Begin DATA SUPPLIED

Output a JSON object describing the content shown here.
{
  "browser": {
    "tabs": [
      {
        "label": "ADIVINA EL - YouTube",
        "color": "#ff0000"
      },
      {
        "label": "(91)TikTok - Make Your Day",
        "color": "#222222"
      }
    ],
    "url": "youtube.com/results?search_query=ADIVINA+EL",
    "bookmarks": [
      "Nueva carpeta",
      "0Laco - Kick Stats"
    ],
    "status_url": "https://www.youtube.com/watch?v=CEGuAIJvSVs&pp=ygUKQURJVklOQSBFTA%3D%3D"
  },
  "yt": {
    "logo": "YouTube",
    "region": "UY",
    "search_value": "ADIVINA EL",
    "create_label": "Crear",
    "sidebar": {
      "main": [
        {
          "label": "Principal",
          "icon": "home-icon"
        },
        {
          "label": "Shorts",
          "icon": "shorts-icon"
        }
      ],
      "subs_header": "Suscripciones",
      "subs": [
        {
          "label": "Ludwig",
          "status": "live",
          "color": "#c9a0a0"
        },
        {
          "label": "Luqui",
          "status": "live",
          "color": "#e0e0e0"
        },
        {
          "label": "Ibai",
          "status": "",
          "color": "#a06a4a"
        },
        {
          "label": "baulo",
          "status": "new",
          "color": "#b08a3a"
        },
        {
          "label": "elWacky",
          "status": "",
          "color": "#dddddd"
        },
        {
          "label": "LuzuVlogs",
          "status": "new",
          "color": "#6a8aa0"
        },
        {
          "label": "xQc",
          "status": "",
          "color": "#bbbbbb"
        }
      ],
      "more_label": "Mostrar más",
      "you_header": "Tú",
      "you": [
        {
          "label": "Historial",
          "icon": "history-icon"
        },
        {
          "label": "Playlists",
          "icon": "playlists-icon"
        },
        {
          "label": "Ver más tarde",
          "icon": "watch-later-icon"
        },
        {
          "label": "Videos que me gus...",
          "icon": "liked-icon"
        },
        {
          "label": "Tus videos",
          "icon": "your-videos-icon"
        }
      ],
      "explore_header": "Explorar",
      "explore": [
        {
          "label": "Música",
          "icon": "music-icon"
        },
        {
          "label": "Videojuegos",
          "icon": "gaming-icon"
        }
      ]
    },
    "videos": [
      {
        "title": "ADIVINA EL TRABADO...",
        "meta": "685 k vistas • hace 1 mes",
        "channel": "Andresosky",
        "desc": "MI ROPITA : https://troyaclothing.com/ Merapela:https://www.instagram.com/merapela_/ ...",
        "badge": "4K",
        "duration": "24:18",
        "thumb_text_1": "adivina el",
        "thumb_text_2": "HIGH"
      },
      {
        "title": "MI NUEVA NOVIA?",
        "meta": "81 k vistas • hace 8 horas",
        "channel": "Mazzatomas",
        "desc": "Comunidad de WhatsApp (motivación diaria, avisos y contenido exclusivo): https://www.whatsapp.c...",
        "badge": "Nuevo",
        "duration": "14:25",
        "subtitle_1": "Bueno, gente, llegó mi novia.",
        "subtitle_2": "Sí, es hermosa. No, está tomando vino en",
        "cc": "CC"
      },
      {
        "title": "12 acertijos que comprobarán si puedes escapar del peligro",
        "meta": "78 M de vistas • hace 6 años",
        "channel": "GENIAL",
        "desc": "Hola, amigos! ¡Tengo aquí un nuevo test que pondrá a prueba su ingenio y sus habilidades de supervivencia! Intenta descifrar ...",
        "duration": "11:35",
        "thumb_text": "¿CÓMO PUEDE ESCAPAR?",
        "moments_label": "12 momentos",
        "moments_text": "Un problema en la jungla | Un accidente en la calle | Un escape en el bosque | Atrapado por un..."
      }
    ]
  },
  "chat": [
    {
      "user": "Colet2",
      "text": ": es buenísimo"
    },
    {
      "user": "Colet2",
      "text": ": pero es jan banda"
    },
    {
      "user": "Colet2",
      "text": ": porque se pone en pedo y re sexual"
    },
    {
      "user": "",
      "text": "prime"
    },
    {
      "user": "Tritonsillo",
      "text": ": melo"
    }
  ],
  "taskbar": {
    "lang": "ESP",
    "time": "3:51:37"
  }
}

End DATA SUPPLIED

Tally up how many lines in the preceding listing contain the word "meta". Give nothing but the number.

3